Abstract The convergence of a Runge-Kutta (RK) scheme with multigrid is accelerated by preconditioning with a fully implicit operator. With the extended stability of the Runge-Kutta scheme, CFL numbers as high as 1000 can be used. The implicit preconditioner addresses the stiffness in the discrete equations associated with stretched meshes. This RK/implicit scheme is used as a smoother for multigrid. Fourier analysis is applied to determine damping properties. Numerical dissipation operators based on the Roe scheme, a matrix dissipation, and the CUSP scheme are considered in evaluating the RK/implicit scheme. In addition, the effect of the number of RK stages is examined. Both the numerical and computational efficiency of the scheme with the different dissipation operators are discussed. The RK/implicit scheme is used to solve the two-dimensional (2-D) and three-dimensional (3-D) compressible, Reynolds-averaged Navier-Stokes equations. Turbulent flows over an airfoil and wing at subsonic and transonic conditions are computed. The effects of the cell aspect ratio on convergence are investigated for Reynolds numbers between 5.7 × 106 and 100 × 106 . It is demonstrated that the implicit preconditioner can reduce the computational time of a well-tuned standard RK scheme by a factor between four and ten.

Rows from a layout dataset

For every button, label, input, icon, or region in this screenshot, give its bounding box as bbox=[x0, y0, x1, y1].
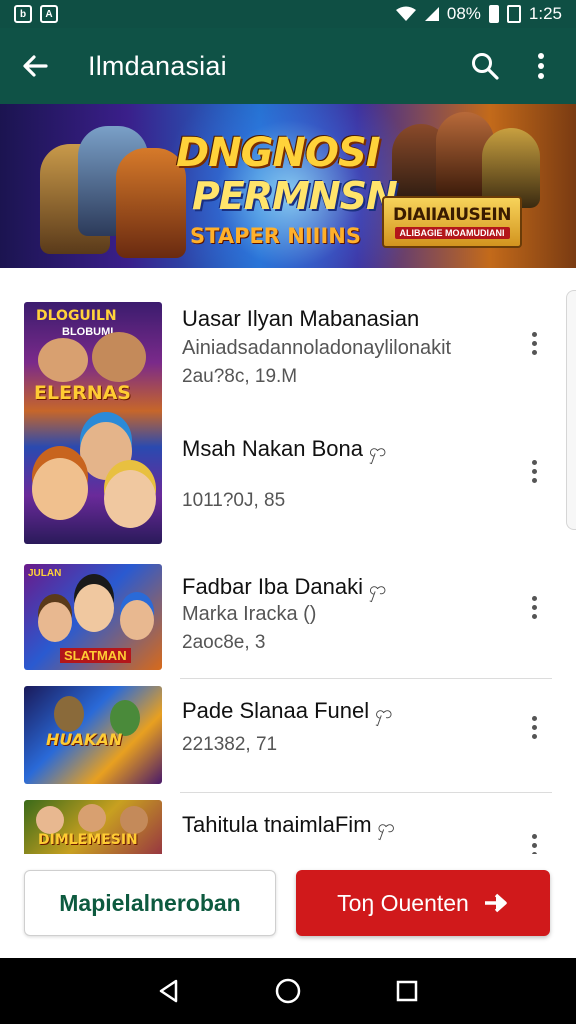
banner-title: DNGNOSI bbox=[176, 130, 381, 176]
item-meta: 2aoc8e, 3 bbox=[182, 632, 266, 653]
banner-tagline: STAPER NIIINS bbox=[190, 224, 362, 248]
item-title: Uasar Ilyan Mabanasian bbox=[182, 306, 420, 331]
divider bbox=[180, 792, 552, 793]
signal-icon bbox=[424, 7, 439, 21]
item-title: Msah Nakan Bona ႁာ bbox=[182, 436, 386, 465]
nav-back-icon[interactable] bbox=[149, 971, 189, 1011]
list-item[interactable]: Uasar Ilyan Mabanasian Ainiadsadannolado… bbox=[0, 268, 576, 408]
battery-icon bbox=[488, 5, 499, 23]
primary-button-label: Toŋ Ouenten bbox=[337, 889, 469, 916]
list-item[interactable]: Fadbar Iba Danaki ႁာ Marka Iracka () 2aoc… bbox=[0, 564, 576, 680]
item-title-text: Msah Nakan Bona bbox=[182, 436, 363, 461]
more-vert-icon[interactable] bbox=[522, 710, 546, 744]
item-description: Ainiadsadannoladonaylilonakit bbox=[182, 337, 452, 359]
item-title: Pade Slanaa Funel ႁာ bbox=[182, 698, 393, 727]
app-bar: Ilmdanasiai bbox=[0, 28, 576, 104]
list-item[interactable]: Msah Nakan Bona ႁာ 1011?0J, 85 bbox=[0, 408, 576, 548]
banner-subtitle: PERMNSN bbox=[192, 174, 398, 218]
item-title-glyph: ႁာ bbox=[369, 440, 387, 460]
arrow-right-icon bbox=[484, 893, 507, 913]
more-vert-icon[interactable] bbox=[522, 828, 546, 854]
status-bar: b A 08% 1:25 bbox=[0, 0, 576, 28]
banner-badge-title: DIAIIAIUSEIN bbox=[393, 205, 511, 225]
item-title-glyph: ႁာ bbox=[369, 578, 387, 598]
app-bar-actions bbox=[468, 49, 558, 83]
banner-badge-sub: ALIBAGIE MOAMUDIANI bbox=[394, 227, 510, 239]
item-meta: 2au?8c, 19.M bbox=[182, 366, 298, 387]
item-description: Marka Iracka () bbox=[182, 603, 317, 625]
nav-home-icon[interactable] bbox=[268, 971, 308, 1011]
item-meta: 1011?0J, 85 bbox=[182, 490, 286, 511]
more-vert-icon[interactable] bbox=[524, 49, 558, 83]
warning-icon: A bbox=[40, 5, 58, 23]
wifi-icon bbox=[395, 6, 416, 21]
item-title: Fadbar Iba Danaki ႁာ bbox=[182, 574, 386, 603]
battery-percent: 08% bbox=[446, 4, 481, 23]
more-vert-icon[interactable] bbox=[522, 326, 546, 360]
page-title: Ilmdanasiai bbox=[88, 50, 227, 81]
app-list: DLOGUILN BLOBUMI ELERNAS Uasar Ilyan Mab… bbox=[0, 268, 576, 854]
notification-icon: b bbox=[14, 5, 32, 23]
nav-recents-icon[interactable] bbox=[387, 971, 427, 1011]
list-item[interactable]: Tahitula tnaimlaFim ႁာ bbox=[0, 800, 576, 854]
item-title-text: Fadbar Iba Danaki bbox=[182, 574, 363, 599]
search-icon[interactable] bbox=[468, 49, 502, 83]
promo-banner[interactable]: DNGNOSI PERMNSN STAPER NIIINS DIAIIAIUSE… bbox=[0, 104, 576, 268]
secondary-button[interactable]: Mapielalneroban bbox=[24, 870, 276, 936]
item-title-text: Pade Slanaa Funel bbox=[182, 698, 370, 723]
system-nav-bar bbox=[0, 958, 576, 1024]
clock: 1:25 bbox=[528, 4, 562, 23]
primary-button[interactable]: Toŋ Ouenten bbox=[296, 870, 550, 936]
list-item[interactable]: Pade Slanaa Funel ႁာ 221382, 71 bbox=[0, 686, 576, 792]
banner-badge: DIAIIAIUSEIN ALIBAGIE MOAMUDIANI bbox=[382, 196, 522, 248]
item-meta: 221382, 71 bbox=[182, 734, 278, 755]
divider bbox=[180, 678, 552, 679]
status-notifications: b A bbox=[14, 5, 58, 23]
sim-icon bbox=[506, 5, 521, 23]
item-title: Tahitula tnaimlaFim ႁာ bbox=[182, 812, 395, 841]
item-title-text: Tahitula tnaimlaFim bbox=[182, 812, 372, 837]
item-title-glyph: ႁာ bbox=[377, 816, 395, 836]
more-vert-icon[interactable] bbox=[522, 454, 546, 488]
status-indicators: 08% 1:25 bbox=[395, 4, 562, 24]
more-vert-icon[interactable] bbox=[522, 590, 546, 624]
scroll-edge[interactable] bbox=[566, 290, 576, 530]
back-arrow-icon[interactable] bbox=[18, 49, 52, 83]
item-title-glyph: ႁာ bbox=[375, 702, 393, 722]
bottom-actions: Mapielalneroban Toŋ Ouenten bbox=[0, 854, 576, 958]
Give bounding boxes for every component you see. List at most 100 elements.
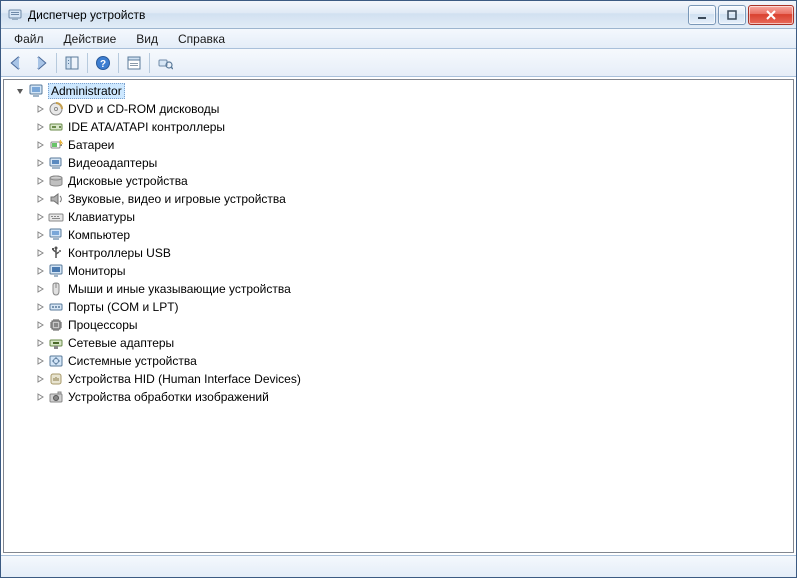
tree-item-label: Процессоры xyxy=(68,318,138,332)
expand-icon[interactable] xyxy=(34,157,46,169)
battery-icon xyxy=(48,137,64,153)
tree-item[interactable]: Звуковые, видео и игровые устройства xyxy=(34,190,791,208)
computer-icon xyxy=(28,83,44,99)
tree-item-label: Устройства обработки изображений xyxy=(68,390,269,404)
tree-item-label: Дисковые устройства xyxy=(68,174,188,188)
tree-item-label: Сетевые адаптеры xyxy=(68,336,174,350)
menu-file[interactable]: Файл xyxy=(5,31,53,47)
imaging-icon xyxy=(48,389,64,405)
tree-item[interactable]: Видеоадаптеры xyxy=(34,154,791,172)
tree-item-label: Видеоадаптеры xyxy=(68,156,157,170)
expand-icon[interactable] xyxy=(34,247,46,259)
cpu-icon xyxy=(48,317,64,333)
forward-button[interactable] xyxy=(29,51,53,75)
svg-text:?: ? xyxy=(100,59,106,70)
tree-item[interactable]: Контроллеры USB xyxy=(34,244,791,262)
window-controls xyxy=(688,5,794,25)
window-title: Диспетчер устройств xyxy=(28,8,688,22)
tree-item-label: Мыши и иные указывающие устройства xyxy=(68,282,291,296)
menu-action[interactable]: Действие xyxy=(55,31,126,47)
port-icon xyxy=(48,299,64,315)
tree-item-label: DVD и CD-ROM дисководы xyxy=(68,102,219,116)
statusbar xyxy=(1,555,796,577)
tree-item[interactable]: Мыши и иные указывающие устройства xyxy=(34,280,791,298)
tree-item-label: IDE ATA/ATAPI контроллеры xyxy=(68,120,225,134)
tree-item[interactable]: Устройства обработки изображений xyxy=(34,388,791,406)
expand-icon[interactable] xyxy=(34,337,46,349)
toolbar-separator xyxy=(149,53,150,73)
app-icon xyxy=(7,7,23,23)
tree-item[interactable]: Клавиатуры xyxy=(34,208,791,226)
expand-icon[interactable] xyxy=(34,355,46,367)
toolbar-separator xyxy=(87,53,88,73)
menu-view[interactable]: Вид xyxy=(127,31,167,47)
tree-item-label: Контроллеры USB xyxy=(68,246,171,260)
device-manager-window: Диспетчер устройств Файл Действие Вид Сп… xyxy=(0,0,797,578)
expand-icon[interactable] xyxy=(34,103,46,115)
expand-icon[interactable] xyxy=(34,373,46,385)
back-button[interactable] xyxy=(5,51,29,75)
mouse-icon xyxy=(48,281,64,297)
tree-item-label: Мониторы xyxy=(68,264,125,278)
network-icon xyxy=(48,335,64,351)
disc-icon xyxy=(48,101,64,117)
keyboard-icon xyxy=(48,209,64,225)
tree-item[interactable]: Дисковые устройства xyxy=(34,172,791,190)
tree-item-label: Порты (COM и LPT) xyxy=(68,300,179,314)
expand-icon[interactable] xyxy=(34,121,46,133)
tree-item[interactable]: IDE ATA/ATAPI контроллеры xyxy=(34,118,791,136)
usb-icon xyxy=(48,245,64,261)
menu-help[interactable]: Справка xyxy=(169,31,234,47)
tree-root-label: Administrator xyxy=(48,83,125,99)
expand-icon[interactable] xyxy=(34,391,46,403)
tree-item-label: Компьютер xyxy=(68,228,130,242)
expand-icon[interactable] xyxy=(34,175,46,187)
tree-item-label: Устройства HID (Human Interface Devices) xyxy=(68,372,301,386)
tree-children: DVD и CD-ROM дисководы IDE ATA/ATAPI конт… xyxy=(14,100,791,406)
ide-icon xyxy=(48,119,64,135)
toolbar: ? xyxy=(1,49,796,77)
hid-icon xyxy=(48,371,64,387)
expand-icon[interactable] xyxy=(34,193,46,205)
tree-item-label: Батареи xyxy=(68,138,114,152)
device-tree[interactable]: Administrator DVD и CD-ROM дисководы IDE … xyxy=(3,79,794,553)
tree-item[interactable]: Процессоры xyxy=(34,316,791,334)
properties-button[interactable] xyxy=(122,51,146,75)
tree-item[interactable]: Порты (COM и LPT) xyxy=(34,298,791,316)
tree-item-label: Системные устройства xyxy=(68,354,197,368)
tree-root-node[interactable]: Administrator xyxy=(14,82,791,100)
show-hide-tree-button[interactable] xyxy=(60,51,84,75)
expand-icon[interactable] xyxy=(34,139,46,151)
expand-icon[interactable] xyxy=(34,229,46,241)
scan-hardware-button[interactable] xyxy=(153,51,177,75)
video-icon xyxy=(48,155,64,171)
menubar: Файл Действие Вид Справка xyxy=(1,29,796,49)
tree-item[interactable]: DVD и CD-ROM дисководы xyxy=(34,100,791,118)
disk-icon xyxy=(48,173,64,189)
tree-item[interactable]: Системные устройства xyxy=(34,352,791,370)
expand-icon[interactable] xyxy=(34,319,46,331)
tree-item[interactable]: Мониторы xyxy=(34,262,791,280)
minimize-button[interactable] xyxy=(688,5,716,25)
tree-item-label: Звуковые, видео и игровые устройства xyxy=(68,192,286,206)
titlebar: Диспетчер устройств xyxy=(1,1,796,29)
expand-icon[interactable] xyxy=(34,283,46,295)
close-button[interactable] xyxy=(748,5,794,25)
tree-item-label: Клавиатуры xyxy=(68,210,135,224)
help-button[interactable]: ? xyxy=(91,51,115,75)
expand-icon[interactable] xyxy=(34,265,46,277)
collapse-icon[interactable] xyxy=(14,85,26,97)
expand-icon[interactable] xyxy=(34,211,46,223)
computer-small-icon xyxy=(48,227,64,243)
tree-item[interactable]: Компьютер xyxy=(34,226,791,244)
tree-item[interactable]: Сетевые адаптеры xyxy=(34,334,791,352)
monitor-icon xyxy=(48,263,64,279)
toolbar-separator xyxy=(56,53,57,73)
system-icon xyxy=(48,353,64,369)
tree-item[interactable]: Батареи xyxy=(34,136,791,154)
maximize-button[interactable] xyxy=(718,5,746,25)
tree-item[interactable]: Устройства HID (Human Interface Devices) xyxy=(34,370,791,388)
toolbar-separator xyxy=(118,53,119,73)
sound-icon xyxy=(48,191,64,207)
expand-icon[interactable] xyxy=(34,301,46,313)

Directions >>
Repeat the entire abstract on the preconditioned Runge-Kutta scheme word for word. This material was taken from a different source.

Solution >>
Abstract The convergence of a Runge-Kutta (RK) scheme with multigrid is accelerated by preconditioning with a fully implicit operator. With the extended stability of the Runge-Kutta scheme, CFL numbers as high as 1000 can be used. The implicit preconditioner addresses the stiffness in the discrete equations associated with stretched meshes. This RK/implicit scheme is used as a smoother for multigrid. Fourier analysis is applied to determine damping properties. Numerical dissipation operators based on the Roe scheme, a matrix dissipation, and the CUSP scheme are considered in evaluating the RK/implicit scheme. In addition, the effect of the number of RK stages is examined. Both the numerical and computational efficiency of the scheme with the different dissipation operators are discussed. The RK/implicit scheme is used to solve the two-dimensional (2-D) and three-dimensional (3-D) compressible, Reynolds-averaged Navier-Stokes equations. Turbulent flows over an airfoil and wing at subsonic and transonic conditions are computed. The effects of the cell aspect ratio on convergence are investigated for Reynolds numbers between 5.7 × 106 and 100 × 106 . It is demonstrated that the implicit preconditioner can reduce the computational time of a well-tuned standard RK scheme by a factor between four and ten.